■ **What the task asks**: Take every line from the listing below that includes "America" and copy it.

[Data extracted from a collection]

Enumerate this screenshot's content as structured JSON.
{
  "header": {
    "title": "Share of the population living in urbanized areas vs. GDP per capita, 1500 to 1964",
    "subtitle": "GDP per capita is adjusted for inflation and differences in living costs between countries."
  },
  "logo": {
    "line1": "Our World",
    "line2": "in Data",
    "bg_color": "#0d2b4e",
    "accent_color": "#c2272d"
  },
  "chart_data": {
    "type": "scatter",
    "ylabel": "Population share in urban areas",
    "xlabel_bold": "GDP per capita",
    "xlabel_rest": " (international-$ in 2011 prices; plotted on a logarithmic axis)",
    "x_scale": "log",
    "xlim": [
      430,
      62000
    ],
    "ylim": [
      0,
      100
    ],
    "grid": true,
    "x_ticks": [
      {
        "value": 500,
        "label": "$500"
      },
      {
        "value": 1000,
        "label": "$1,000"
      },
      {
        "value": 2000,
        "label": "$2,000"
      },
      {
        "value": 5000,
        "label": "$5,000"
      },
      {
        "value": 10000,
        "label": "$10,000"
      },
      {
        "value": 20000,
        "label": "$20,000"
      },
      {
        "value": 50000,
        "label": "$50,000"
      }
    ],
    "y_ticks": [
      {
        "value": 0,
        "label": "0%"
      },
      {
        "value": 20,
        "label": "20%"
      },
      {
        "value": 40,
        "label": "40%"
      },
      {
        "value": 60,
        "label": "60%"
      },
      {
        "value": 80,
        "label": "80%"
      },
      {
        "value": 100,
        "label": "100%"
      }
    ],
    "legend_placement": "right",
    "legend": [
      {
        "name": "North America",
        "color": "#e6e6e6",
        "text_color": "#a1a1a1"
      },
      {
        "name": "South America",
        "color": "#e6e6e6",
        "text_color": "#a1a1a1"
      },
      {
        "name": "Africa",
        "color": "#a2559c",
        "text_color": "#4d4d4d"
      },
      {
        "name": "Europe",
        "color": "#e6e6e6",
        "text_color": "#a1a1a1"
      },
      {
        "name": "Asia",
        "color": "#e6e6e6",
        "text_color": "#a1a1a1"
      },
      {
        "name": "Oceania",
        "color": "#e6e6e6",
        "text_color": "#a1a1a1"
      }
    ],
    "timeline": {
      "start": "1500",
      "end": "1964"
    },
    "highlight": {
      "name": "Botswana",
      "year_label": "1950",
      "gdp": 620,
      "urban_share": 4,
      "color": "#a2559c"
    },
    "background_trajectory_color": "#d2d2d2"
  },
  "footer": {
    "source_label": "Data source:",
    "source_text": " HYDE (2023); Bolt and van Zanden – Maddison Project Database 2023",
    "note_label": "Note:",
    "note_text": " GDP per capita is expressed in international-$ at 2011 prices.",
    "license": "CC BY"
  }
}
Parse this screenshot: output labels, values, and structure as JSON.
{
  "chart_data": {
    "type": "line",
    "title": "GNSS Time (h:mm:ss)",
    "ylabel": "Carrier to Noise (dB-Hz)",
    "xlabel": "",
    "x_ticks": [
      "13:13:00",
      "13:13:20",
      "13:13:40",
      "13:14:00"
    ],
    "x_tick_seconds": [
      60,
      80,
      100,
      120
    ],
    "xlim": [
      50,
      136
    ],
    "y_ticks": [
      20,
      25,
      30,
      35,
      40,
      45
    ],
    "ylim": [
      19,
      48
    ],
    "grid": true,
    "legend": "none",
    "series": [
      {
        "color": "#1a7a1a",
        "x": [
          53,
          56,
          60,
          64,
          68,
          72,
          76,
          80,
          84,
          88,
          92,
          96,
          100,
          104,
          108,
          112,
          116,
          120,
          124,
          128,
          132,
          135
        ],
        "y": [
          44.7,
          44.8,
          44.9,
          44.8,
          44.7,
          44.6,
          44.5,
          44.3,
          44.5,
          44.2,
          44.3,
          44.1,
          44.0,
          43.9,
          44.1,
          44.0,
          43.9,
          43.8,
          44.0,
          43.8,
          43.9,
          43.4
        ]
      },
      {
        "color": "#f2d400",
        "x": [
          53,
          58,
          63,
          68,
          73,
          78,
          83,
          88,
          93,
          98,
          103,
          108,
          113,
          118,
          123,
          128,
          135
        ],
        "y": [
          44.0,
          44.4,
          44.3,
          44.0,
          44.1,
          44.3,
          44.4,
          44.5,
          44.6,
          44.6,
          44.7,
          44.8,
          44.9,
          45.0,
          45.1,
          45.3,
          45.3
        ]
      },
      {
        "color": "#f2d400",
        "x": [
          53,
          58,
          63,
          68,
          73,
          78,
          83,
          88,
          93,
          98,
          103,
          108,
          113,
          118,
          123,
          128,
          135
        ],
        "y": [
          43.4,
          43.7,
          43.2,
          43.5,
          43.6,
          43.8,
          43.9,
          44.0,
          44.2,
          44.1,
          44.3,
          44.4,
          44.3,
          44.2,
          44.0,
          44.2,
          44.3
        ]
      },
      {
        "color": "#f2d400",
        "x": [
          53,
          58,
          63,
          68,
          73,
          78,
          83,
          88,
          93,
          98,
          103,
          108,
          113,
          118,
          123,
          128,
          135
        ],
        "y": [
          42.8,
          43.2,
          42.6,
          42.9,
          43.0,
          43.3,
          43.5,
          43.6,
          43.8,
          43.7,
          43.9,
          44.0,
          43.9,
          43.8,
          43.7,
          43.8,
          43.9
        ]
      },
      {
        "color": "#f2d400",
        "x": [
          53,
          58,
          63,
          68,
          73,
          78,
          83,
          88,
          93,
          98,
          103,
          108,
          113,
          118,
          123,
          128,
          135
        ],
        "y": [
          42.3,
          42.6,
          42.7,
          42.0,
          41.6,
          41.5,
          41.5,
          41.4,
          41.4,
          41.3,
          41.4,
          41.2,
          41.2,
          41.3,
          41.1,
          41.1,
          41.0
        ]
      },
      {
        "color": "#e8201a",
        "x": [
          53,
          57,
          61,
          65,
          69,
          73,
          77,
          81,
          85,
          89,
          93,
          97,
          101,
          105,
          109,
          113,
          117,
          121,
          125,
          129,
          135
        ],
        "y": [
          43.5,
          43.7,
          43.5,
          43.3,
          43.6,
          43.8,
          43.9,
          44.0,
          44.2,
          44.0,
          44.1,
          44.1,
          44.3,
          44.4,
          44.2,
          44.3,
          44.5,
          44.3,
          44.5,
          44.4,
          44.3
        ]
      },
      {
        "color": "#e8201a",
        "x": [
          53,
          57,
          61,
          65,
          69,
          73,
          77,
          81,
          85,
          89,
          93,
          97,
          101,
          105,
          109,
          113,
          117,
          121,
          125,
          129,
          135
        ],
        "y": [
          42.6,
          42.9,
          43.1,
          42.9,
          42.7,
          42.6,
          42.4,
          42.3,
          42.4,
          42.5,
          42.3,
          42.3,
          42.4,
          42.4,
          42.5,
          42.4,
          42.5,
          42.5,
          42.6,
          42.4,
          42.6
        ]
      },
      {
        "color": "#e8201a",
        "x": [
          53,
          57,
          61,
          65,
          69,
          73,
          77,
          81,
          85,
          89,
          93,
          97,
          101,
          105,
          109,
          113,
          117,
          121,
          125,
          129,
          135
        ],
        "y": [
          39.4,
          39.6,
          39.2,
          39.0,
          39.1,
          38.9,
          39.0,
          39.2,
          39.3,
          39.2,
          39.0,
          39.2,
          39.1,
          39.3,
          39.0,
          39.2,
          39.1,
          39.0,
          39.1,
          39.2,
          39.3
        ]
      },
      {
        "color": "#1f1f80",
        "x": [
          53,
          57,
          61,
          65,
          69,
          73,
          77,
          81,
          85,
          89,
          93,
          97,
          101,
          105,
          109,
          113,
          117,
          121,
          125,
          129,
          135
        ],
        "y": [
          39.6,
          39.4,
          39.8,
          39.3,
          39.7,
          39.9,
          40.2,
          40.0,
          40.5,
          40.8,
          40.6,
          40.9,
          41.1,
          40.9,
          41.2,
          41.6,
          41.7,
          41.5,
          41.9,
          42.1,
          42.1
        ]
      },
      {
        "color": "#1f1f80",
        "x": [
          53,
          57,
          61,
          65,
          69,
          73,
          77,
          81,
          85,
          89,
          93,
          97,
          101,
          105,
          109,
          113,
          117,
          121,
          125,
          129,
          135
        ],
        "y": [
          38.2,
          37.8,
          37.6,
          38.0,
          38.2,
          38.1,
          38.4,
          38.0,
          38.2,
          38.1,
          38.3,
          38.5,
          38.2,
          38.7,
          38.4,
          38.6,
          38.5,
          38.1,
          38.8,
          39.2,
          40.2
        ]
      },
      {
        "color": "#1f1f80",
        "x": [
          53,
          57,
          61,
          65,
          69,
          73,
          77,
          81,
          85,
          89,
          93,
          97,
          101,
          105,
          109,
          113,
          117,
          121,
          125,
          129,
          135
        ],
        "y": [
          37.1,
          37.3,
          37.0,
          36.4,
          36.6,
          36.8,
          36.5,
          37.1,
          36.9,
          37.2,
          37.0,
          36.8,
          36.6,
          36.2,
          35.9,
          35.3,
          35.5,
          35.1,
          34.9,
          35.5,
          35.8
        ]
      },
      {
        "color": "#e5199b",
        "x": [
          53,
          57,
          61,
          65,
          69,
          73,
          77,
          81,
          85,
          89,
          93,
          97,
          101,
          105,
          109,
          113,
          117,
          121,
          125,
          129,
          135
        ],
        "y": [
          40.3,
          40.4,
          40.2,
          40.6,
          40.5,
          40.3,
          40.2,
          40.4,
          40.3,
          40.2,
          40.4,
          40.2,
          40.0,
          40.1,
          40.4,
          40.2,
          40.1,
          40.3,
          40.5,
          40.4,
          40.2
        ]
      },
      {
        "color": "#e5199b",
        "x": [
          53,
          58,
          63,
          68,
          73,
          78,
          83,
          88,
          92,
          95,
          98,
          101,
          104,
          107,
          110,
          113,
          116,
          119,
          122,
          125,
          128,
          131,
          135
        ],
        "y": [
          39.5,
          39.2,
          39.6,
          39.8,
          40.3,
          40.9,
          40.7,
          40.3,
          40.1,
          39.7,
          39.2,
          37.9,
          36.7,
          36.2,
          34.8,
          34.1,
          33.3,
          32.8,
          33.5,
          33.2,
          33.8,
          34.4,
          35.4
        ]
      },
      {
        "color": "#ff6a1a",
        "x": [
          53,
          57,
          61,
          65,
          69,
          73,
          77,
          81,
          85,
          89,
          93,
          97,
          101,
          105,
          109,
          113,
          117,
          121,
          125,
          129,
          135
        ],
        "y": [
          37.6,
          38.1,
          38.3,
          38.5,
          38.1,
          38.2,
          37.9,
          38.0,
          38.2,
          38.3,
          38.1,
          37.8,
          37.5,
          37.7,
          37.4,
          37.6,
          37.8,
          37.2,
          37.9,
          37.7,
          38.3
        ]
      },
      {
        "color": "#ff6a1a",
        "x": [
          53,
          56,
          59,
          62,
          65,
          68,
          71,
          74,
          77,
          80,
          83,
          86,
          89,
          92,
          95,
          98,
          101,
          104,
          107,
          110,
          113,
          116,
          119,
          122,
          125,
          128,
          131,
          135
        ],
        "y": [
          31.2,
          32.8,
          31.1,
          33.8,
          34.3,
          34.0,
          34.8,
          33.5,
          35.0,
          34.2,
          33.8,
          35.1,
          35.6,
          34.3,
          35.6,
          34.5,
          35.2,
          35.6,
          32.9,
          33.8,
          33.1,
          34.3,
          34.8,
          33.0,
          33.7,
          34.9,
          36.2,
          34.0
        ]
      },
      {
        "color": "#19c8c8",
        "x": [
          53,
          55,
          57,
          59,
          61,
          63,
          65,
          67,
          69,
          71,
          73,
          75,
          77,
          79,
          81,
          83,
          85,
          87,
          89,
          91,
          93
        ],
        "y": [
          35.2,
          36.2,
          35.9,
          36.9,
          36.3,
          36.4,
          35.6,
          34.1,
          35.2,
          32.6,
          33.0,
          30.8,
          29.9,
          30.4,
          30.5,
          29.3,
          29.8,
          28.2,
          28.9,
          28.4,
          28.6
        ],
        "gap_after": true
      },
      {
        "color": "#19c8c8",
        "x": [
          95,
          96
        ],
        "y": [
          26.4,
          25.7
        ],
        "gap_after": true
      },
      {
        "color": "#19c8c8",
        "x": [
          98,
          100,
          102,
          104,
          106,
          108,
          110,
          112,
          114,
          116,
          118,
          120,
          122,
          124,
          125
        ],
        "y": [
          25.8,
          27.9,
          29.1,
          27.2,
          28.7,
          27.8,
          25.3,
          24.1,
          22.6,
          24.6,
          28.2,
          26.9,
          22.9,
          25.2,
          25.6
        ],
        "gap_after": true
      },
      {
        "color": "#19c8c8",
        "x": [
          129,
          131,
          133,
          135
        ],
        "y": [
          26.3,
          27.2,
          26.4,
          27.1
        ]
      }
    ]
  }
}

■ **Output below**:
        "name": "North America",
        "name": "South America",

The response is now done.